### PROMPT
Locate the lines that hold the string "Permian". Copy every such line.
◆ ◆ ◆
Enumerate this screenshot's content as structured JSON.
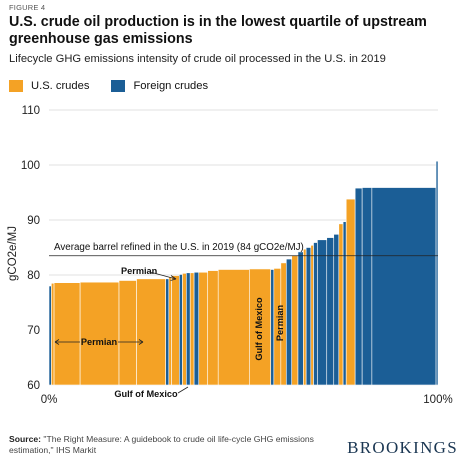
{
  "figure_label": "FIGURE 4",
  "title": "U.S. crude oil production is in the lowest quartile of upstream greenhouse gas emissions",
  "subtitle": "Lifecycle GHG emissions intensity of crude oil processed in the U.S. in 2019",
  "legend": [
    {
      "label": "U.S. crudes",
      "color": "#f4a225"
    },
    {
      "label": "Foreign crudes",
      "color": "#1b5e96"
    }
  ],
  "source_label": "Source:",
  "source_text": "\"The Right Measure: A guidebook to crude oil life-cycle GHG emissions estimation,\" IHS Markit",
  "brand": "BROOKINGS",
  "chart_data": {
    "type": "bar",
    "ylabel": "gCO2e/MJ",
    "ylim": [
      60,
      110
    ],
    "yticks": [
      60,
      70,
      80,
      90,
      100,
      110
    ],
    "xlim": [
      0,
      100
    ],
    "xticks": [
      {
        "value": 0,
        "label": "0%"
      },
      {
        "value": 100,
        "label": "100%"
      }
    ],
    "average_line": {
      "value": 83.5,
      "label": "Average barrel refined in the U.S. in 2019 (84 gCO2e/MJ)"
    },
    "colors": {
      "us": "#f4a225",
      "foreign": "#1b5e96"
    },
    "bars": [
      {
        "x0": 0.0,
        "x1": 0.6,
        "value": 78.0,
        "origin": "foreign"
      },
      {
        "x0": 0.6,
        "x1": 1.3,
        "value": 78.5,
        "origin": "us"
      },
      {
        "x0": 1.3,
        "x1": 8.0,
        "value": 78.6,
        "origin": "us"
      },
      {
        "x0": 8.0,
        "x1": 18.0,
        "value": 78.7,
        "origin": "us"
      },
      {
        "x0": 18.0,
        "x1": 22.5,
        "value": 79.0,
        "origin": "us"
      },
      {
        "x0": 22.5,
        "x1": 30.0,
        "value": 79.3,
        "origin": "us"
      },
      {
        "x0": 30.0,
        "x1": 30.8,
        "value": 79.3,
        "origin": "foreign"
      },
      {
        "x0": 30.8,
        "x1": 31.5,
        "value": 79.6,
        "origin": "us"
      },
      {
        "x0": 31.5,
        "x1": 33.5,
        "value": 79.9,
        "origin": "us"
      },
      {
        "x0": 33.5,
        "x1": 34.3,
        "value": 80.1,
        "origin": "foreign"
      },
      {
        "x0": 34.3,
        "x1": 35.3,
        "value": 80.3,
        "origin": "us"
      },
      {
        "x0": 35.3,
        "x1": 36.3,
        "value": 80.4,
        "origin": "foreign"
      },
      {
        "x0": 36.3,
        "x1": 37.3,
        "value": 80.4,
        "origin": "us"
      },
      {
        "x0": 37.3,
        "x1": 38.5,
        "value": 80.5,
        "origin": "foreign"
      },
      {
        "x0": 38.5,
        "x1": 40.8,
        "value": 80.5,
        "origin": "us"
      },
      {
        "x0": 40.8,
        "x1": 43.5,
        "value": 80.8,
        "origin": "us"
      },
      {
        "x0": 43.5,
        "x1": 51.5,
        "value": 81.0,
        "origin": "us"
      },
      {
        "x0": 51.5,
        "x1": 57.0,
        "value": 81.1,
        "origin": "us"
      },
      {
        "x0": 57.0,
        "x1": 57.8,
        "value": 81.0,
        "origin": "foreign"
      },
      {
        "x0": 57.8,
        "x1": 59.6,
        "value": 81.2,
        "origin": "us"
      },
      {
        "x0": 59.6,
        "x1": 61.0,
        "value": 82.2,
        "origin": "us"
      },
      {
        "x0": 61.0,
        "x1": 62.4,
        "value": 82.9,
        "origin": "foreign"
      },
      {
        "x0": 62.4,
        "x1": 64.0,
        "value": 83.5,
        "origin": "us"
      },
      {
        "x0": 64.0,
        "x1": 65.4,
        "value": 84.2,
        "origin": "foreign"
      },
      {
        "x0": 65.4,
        "x1": 66.1,
        "value": 84.7,
        "origin": "us"
      },
      {
        "x0": 66.1,
        "x1": 67.3,
        "value": 85.0,
        "origin": "foreign"
      },
      {
        "x0": 67.3,
        "x1": 68.0,
        "value": 85.4,
        "origin": "us"
      },
      {
        "x0": 68.0,
        "x1": 69.0,
        "value": 85.9,
        "origin": "foreign"
      },
      {
        "x0": 69.0,
        "x1": 71.4,
        "value": 86.4,
        "origin": "foreign"
      },
      {
        "x0": 71.4,
        "x1": 73.2,
        "value": 86.8,
        "origin": "foreign"
      },
      {
        "x0": 73.2,
        "x1": 74.5,
        "value": 87.4,
        "origin": "foreign"
      },
      {
        "x0": 74.5,
        "x1": 75.6,
        "value": 89.3,
        "origin": "us"
      },
      {
        "x0": 75.6,
        "x1": 76.4,
        "value": 89.7,
        "origin": "foreign"
      },
      {
        "x0": 76.4,
        "x1": 78.7,
        "value": 93.8,
        "origin": "us"
      },
      {
        "x0": 78.7,
        "x1": 80.5,
        "value": 95.8,
        "origin": "foreign"
      },
      {
        "x0": 80.5,
        "x1": 83.0,
        "value": 95.9,
        "origin": "foreign"
      },
      {
        "x0": 83.0,
        "x1": 99.5,
        "value": 95.9,
        "origin": "foreign"
      },
      {
        "x0": 99.5,
        "x1": 100.0,
        "value": 100.7,
        "origin": "foreign"
      }
    ],
    "annotations": {
      "permian_top": "Permian",
      "permian_left": "Permian",
      "gulf_bottom": "Gulf of Mexico",
      "gulf_vertical": "Gulf of Mexico",
      "permian_vertical": "Permian"
    }
  }
}
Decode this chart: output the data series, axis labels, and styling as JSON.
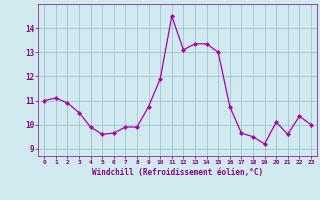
{
  "x": [
    0,
    1,
    2,
    3,
    4,
    5,
    6,
    7,
    8,
    9,
    10,
    11,
    12,
    13,
    14,
    15,
    16,
    17,
    18,
    19,
    20,
    21,
    22,
    23
  ],
  "y": [
    11.0,
    11.1,
    10.9,
    10.5,
    9.9,
    9.6,
    9.65,
    9.9,
    9.9,
    10.75,
    11.9,
    14.5,
    13.1,
    13.35,
    13.35,
    13.0,
    10.75,
    9.65,
    9.5,
    9.2,
    10.1,
    9.6,
    10.35,
    10.0
  ],
  "line_color": "#aa00aa",
  "marker": "D",
  "marker_size": 2,
  "bg_color": "#d0eaf0",
  "grid_color": "#99bbcc",
  "xlabel": "Windchill (Refroidissement éolien,°C)",
  "xlabel_color": "#880088",
  "tick_color": "#880088",
  "ylim": [
    8.7,
    15.0
  ],
  "yticks": [
    9,
    10,
    11,
    12,
    13,
    14
  ],
  "xlim": [
    -0.5,
    23.5
  ],
  "xticks": [
    0,
    1,
    2,
    3,
    4,
    5,
    6,
    7,
    8,
    9,
    10,
    11,
    12,
    13,
    14,
    15,
    16,
    17,
    18,
    19,
    20,
    21,
    22,
    23
  ]
}
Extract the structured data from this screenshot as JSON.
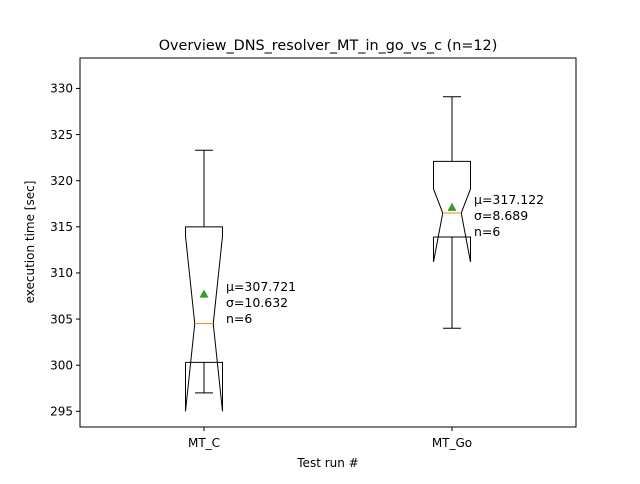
{
  "chart_data": {
    "type": "box",
    "title": "Overview_DNS_resolver_MT_in_go_vs_c (n=12)",
    "xlabel": "Test run #",
    "ylabel": "execution time [sec]",
    "ylim": [
      293.3,
      333.3
    ],
    "yticks": [
      295,
      300,
      305,
      310,
      315,
      320,
      325,
      330
    ],
    "categories": [
      "MT_C",
      "MT_Go"
    ],
    "notched": true,
    "grid": false,
    "boxes": [
      {
        "label": "MT_C",
        "whisker_low": 297.0,
        "q1": 300.3,
        "median": 304.5,
        "q3": 315.0,
        "whisker_high": 323.3,
        "notch_low": 295.0,
        "notch_high": 314.0,
        "mean": 307.721,
        "annotation": [
          "μ=307.721",
          "σ=10.632",
          "n=6"
        ]
      },
      {
        "label": "MT_Go",
        "whisker_low": 304.0,
        "q1": 313.9,
        "median": 316.5,
        "q3": 322.1,
        "whisker_high": 329.1,
        "notch_low": 311.2,
        "notch_high": 319.1,
        "mean": 317.122,
        "annotation": [
          "μ=317.122",
          "σ=8.689",
          "n=6"
        ]
      }
    ],
    "colors": {
      "box": "#000000",
      "median": "#ff7f0e",
      "mean_marker": "#2ca02c"
    }
  }
}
◆ ◆ ◆
### SOLVED EXERCISE
      "permian_top": "Permian",
      "permian_left": "Permian",
      "permian_vertical": "Permian"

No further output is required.